## Written exercise
Every line with the string "durable" should be gathered.
-- Begin Extracted entries --
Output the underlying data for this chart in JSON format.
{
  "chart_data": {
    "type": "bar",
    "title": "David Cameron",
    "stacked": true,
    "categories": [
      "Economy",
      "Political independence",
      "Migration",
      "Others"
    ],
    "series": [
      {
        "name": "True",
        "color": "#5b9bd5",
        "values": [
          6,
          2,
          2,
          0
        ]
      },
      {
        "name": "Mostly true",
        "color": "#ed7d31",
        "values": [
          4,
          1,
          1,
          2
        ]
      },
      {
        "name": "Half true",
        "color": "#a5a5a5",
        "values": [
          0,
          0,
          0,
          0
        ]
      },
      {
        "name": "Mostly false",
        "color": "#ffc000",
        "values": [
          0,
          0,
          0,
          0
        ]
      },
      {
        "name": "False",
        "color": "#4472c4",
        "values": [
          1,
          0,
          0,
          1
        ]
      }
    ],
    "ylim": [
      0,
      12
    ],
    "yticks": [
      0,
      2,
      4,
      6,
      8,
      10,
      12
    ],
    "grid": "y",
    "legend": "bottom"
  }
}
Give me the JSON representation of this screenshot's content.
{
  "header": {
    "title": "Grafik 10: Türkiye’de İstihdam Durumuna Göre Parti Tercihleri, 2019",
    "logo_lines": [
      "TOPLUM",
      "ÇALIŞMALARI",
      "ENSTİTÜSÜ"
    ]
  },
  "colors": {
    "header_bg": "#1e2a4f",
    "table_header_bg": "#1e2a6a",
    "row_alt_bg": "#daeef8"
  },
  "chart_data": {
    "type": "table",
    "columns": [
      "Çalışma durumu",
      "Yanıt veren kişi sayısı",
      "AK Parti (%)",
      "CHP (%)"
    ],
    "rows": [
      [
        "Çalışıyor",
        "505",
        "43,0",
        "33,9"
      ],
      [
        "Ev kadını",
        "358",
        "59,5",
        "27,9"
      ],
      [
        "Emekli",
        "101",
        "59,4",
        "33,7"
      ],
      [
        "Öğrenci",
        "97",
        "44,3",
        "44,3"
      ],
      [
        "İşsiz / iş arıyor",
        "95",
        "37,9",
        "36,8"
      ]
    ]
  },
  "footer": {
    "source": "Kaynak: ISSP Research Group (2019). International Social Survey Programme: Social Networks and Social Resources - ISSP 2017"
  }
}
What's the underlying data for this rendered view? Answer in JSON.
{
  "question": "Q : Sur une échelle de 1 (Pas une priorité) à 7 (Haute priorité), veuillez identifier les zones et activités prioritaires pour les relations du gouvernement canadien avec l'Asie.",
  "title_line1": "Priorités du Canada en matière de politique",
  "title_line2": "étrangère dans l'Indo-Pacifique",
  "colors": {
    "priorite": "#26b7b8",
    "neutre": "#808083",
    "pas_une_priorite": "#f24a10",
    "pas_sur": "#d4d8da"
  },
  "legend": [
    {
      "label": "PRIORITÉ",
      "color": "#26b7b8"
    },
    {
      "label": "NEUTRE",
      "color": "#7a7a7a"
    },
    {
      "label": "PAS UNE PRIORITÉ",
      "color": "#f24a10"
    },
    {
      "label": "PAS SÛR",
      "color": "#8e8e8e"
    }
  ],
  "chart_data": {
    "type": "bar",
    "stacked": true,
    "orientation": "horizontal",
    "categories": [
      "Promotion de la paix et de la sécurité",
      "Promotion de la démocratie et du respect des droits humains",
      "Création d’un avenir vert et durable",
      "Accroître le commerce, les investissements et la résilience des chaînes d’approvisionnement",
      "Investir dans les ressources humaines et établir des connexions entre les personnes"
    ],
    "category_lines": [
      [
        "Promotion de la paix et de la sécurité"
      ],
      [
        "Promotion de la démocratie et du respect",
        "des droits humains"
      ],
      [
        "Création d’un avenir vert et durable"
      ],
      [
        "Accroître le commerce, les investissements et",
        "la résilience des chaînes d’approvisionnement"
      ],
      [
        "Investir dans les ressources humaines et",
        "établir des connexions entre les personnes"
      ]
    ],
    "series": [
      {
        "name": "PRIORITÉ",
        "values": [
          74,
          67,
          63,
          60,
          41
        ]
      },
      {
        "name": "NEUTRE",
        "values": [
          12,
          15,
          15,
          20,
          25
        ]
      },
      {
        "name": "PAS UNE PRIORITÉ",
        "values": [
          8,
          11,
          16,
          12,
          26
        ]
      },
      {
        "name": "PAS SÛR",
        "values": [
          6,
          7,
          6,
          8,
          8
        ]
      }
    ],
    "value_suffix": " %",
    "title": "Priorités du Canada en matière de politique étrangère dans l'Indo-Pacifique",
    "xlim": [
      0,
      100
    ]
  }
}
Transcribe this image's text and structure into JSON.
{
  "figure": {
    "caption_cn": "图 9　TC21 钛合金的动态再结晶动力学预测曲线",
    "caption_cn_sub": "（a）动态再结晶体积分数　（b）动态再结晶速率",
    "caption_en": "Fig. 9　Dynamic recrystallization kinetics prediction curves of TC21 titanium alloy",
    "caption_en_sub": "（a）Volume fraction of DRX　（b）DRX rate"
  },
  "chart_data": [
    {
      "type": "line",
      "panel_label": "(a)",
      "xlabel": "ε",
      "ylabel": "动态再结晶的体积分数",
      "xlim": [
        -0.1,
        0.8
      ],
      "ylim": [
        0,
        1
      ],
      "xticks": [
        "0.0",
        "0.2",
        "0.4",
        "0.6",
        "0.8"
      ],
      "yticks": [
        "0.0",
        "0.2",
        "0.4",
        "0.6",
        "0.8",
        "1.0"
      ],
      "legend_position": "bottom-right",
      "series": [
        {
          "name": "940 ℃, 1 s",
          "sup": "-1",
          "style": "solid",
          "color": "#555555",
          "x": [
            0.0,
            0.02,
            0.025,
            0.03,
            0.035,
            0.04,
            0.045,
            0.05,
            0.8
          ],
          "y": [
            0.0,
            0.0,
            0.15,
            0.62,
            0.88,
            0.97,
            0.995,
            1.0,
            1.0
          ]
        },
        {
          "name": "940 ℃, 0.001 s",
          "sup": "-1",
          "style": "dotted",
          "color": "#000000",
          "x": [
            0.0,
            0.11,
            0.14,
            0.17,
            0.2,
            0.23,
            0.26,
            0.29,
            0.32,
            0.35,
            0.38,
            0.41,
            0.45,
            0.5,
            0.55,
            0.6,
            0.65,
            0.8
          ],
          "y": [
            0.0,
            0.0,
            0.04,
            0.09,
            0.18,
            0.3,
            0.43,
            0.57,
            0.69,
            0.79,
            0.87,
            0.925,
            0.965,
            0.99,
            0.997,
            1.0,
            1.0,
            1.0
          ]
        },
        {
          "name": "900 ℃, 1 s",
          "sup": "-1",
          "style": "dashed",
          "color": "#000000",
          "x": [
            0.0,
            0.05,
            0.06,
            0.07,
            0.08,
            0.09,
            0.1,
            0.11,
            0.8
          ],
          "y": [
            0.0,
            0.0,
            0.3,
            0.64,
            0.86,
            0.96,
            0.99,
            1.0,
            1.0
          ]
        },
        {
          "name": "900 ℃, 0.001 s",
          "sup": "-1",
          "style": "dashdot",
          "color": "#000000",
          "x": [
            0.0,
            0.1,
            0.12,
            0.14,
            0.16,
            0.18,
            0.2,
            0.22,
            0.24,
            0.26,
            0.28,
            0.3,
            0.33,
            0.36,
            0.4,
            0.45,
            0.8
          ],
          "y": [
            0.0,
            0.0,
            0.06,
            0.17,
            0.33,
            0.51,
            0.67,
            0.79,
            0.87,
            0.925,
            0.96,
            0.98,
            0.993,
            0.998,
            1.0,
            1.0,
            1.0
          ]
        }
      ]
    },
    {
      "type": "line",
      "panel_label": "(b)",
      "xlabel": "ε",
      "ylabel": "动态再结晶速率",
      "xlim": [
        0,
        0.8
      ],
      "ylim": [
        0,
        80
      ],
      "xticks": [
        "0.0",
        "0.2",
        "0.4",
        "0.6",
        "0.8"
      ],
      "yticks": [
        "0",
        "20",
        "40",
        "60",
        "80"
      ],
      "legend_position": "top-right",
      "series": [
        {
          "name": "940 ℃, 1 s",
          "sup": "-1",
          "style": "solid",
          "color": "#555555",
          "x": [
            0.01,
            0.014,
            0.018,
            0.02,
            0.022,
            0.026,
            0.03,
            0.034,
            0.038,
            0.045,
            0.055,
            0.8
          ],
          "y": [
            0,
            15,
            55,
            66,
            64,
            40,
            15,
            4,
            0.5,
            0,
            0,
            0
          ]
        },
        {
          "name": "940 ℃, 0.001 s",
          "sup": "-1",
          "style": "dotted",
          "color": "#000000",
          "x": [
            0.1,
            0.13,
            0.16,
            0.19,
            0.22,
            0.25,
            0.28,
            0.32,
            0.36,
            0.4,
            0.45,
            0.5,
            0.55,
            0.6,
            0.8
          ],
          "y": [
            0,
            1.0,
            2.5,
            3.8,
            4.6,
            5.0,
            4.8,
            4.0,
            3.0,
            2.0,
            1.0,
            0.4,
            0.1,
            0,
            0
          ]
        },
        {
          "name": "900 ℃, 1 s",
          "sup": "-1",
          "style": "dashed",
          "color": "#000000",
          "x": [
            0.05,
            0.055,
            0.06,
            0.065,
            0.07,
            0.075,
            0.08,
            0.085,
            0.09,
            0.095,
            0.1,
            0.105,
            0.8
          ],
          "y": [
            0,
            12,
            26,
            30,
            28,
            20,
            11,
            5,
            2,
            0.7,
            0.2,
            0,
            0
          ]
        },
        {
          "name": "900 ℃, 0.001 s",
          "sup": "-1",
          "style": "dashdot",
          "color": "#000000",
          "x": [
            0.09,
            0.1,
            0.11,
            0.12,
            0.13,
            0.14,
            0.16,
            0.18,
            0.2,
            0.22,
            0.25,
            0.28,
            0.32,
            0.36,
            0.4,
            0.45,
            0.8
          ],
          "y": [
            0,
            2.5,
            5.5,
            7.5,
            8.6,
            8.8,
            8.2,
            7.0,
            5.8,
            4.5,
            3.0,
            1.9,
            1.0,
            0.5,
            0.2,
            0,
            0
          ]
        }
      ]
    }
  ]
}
-- End Extracted entries --
## Answer to the exercise
      "Création d’un avenir vert et durable",
        "Création d’un avenir vert et durable"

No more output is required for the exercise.